Entries taken from a collection

## start

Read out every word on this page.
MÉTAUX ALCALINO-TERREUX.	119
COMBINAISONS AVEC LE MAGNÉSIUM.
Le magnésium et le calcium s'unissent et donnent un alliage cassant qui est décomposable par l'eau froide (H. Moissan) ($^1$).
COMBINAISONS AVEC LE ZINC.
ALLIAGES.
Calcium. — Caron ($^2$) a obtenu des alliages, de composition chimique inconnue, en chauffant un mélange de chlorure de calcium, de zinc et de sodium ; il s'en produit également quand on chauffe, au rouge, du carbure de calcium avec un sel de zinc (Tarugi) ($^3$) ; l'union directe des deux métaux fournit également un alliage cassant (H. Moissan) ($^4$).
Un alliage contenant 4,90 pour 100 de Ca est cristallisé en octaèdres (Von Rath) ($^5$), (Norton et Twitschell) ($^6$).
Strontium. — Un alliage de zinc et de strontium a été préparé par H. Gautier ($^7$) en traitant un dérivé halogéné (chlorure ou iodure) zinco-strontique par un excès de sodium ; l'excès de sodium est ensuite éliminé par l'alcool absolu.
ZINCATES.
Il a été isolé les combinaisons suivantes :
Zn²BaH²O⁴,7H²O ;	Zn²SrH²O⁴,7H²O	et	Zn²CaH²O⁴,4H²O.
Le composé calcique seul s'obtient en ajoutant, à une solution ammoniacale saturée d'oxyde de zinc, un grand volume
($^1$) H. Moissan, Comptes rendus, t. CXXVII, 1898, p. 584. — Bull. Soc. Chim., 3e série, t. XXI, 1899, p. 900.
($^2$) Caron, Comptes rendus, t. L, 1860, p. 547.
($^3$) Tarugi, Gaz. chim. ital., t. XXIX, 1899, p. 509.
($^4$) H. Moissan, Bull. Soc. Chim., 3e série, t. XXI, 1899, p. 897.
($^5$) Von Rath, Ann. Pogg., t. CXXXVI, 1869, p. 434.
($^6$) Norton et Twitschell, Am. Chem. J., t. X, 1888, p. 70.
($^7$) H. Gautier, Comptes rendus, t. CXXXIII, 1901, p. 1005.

## end

[TASK TO CARRY OUT]
Find and copy each line above that includes the string "Comptes".

[SOLUTION TO THE PROBLEM]
($^1$) H. Moissan, Comptes rendus, t. CXXVII, 1898, p. 584. — Bull. Soc. Chim., 3e série, t. XXI, 1899, p. 900.
($^2$) Caron, Comptes rendus, t. L, 1860, p. 547.
($^7$) H. Gautier, Comptes rendus, t. CXXXIII, 1901, p. 1005.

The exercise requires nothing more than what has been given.